WORK TO DO.
Pull each line holding the word "BFSK" from the data.

= = =

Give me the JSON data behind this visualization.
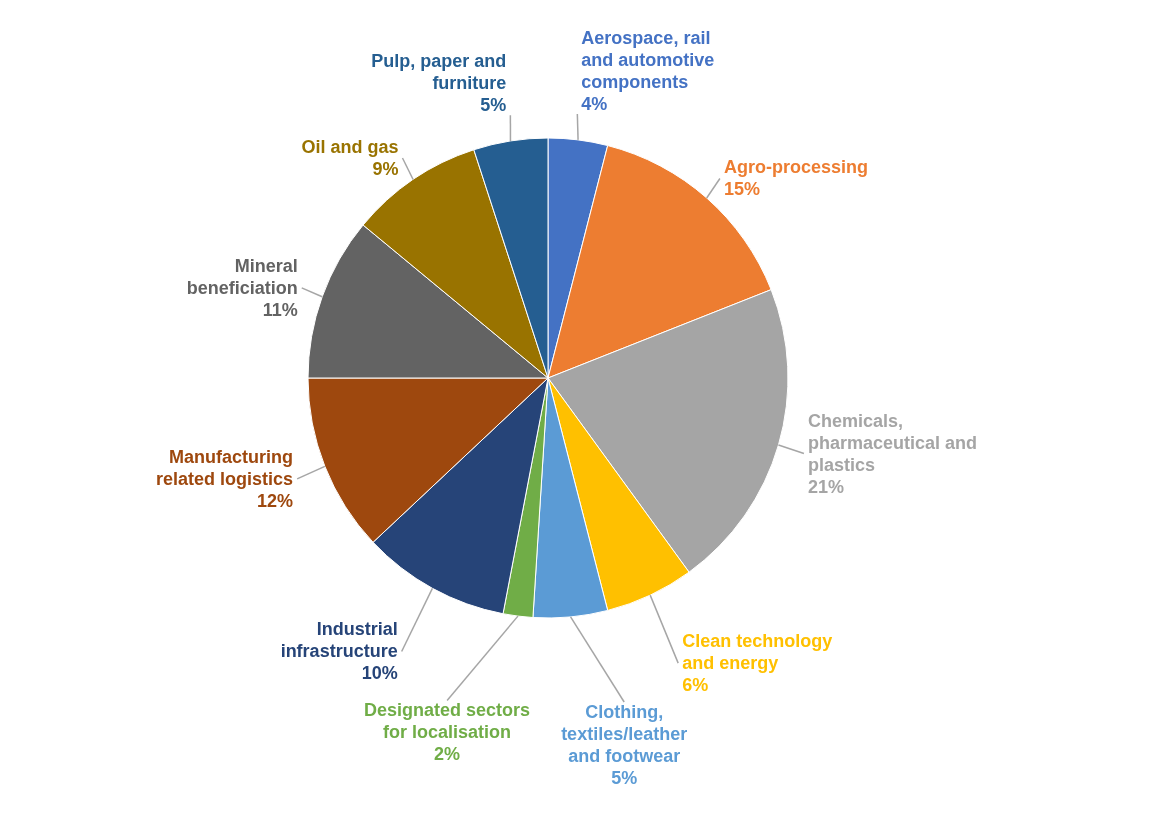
{
  "chart_data": {
    "type": "pie",
    "categories": [
      "Aerospace, rail and automotive components",
      "Agro-processing",
      "Chemicals, pharmaceutical and plastics",
      "Clean technology and energy",
      "Clothing, textiles/leather and footwear",
      "Designated sectors for localisation",
      "Industrial infrastructure",
      "Manufacturing related logistics",
      "Mineral beneficiation",
      "Oil and gas",
      "Pulp, paper and furniture"
    ],
    "values": [
      4,
      15,
      21,
      6,
      5,
      2,
      10,
      12,
      11,
      9,
      5
    ],
    "value_labels": [
      "4%",
      "15%",
      "21%",
      "6%",
      "5%",
      "2%",
      "10%",
      "12%",
      "11%",
      "9%",
      "5%"
    ],
    "colors": [
      "#4472c4",
      "#ed7d31",
      "#a5a5a5",
      "#ffc000",
      "#5b9bd5",
      "#70ad47",
      "#264478",
      "#9e480e",
      "#636363",
      "#997300",
      "#255e91"
    ]
  }
}
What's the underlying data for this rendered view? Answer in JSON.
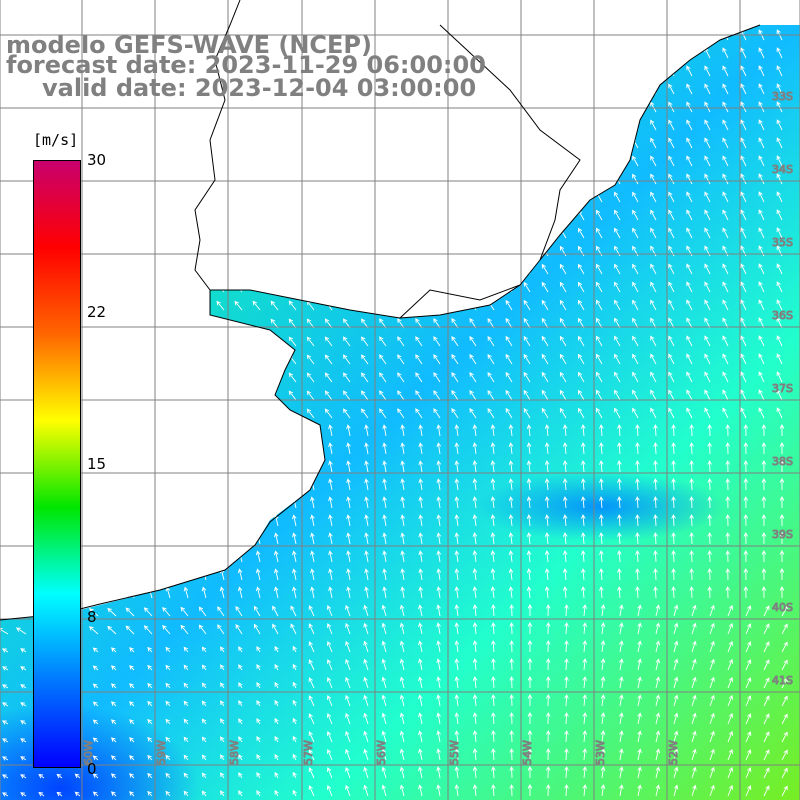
{
  "title": {
    "line1": "modelo GEFS-WAVE (NCEP)",
    "line2": "forecast date: 2023-11-29 06:00:00",
    "line3": "valid date: 2023-12-04 03:00:00"
  },
  "legend": {
    "unit": "[m/s]",
    "ticks": [
      "30",
      "22",
      "15",
      "8",
      "0"
    ],
    "colors": [
      "#c8006e",
      "#ff0000",
      "#ff6600",
      "#ffff00",
      "#00e600",
      "#00ffff",
      "#0078ff",
      "#0000ff"
    ]
  },
  "graticule": {
    "lat_labels": [
      "33S",
      "34S",
      "35S",
      "36S",
      "37S",
      "38S",
      "39S",
      "40S",
      "41S"
    ],
    "lon_labels": [
      "60W",
      "59W",
      "58W",
      "57W",
      "56W",
      "55W",
      "54W",
      "53W",
      "52W"
    ]
  },
  "map": {
    "parameter": "wind speed and direction",
    "ocean_gradient": [
      "#2277ff",
      "#11bbff",
      "#00ffff",
      "#22ff99",
      "#33ee33",
      "#66ee22"
    ],
    "land_color": "#ffffff",
    "coast_color": "#000000",
    "grid_color": "#808080"
  }
}
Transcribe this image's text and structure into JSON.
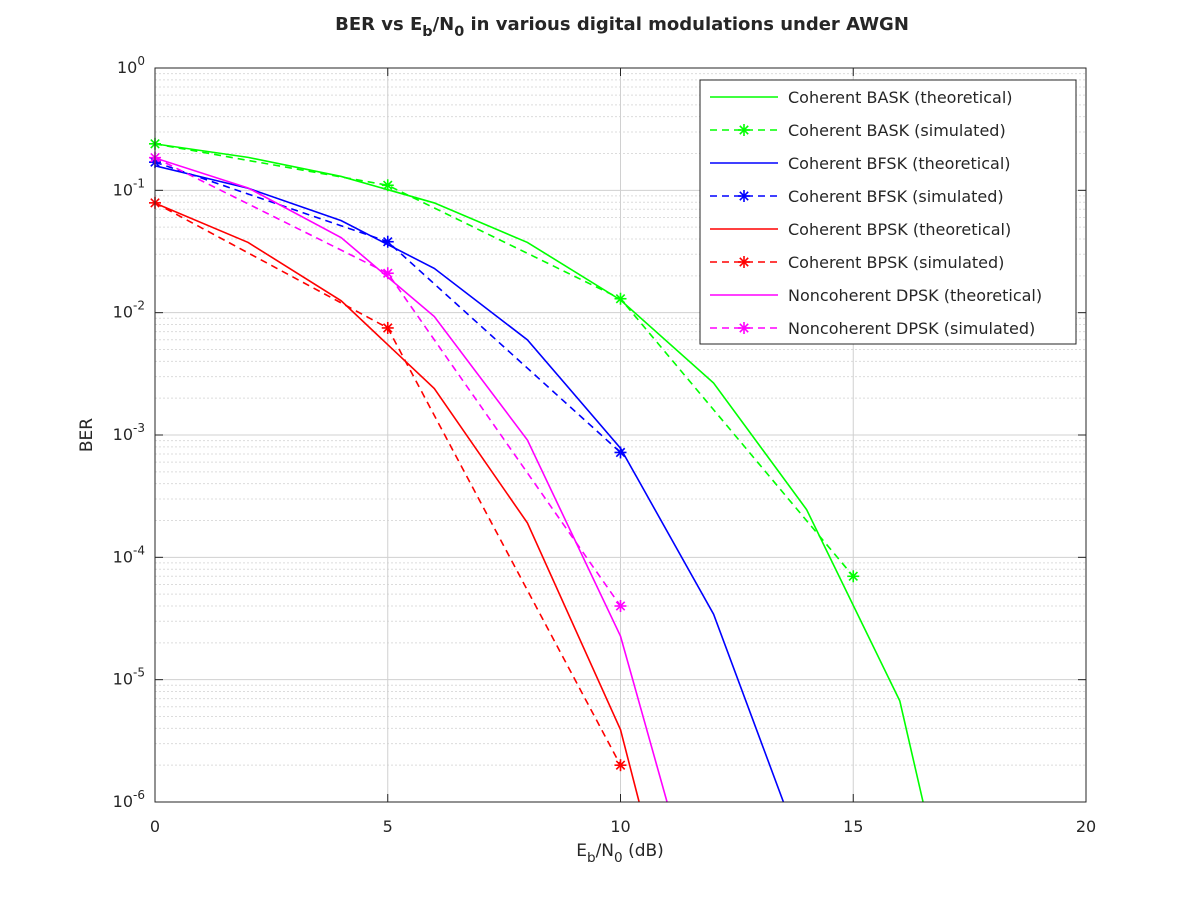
{
  "chart_data": {
    "type": "line",
    "title": "BER vs Eb/N0 in various digital modulations under AWGN",
    "xlabel": "Eb/N0 (dB)",
    "ylabel": "BER",
    "x_scale": "linear",
    "y_scale": "log",
    "xlim": [
      0,
      20
    ],
    "ylim": [
      1e-06,
      1
    ],
    "x_ticks": [
      "0",
      "5",
      "10",
      "15",
      "20"
    ],
    "y_ticks": [
      "10^0",
      "10^-1",
      "10^-2",
      "10^-3",
      "10^-4",
      "10^-5",
      "10^-6"
    ],
    "grid": true,
    "legend_position": "top-right",
    "series": [
      {
        "name": "Coherent BASK (theoretical)",
        "color": "#00ff00",
        "style": "solid",
        "marker": "none",
        "x": [
          0,
          2,
          4,
          6,
          8,
          10,
          12,
          14,
          16,
          16.5
        ],
        "y": [
          0.2398,
          0.186,
          0.1299,
          0.0789,
          0.0375,
          0.0127,
          0.00266,
          0.000245,
          6.7e-06,
          1e-06
        ]
      },
      {
        "name": "Coherent BASK (simulated)",
        "color": "#00ff00",
        "style": "dashed",
        "marker": "asterisk",
        "x": [
          0,
          5,
          10,
          15
        ],
        "y": [
          0.24,
          0.11,
          0.013,
          7e-05
        ],
        "marker_x": [
          0,
          5,
          10,
          15
        ]
      },
      {
        "name": "Coherent BFSK (theoretical)",
        "color": "#0000ff",
        "style": "solid",
        "marker": "none",
        "x": [
          0,
          2,
          4,
          6,
          8,
          10,
          12,
          13.5
        ],
        "y": [
          0.1587,
          0.104,
          0.0565,
          0.023,
          0.006,
          0.00078,
          3.43e-05,
          1e-06
        ]
      },
      {
        "name": "Coherent BFSK (simulated)",
        "color": "#0000ff",
        "style": "dashed",
        "marker": "asterisk",
        "x": [
          0,
          5,
          10
        ],
        "y": [
          0.17,
          0.038,
          0.00072
        ],
        "marker_x": [
          0,
          5,
          10
        ]
      },
      {
        "name": "Coherent BPSK (theoretical)",
        "color": "#ff0000",
        "style": "solid",
        "marker": "none",
        "x": [
          0,
          2,
          4,
          6,
          8,
          10,
          10.4
        ],
        "y": [
          0.0786,
          0.0375,
          0.0125,
          0.0024,
          0.000191,
          3.9e-06,
          1e-06
        ]
      },
      {
        "name": "Coherent BPSK (simulated)",
        "color": "#ff0000",
        "style": "dashed",
        "marker": "asterisk",
        "x": [
          0,
          5,
          10
        ],
        "y": [
          0.079,
          0.0075,
          2e-06
        ],
        "marker_x": [
          0,
          5,
          10
        ]
      },
      {
        "name": "Noncoherent DPSK (theoretical)",
        "color": "#ff00ff",
        "style": "solid",
        "marker": "none",
        "x": [
          0,
          2,
          4,
          6,
          8,
          10,
          11
        ],
        "y": [
          0.1839,
          0.1046,
          0.041,
          0.0093,
          0.00091,
          2.27e-05,
          1e-06
        ]
      },
      {
        "name": "Noncoherent DPSK (simulated)",
        "color": "#ff00ff",
        "style": "dashed",
        "marker": "asterisk",
        "x": [
          0,
          5,
          10
        ],
        "y": [
          0.185,
          0.021,
          4e-05
        ],
        "marker_x": [
          0,
          5,
          10
        ]
      }
    ]
  }
}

= = =

THE SOLUTION.
        "name": "Coherent BFSK (theoretical)",
        "name": "Coherent BFSK (simulated)",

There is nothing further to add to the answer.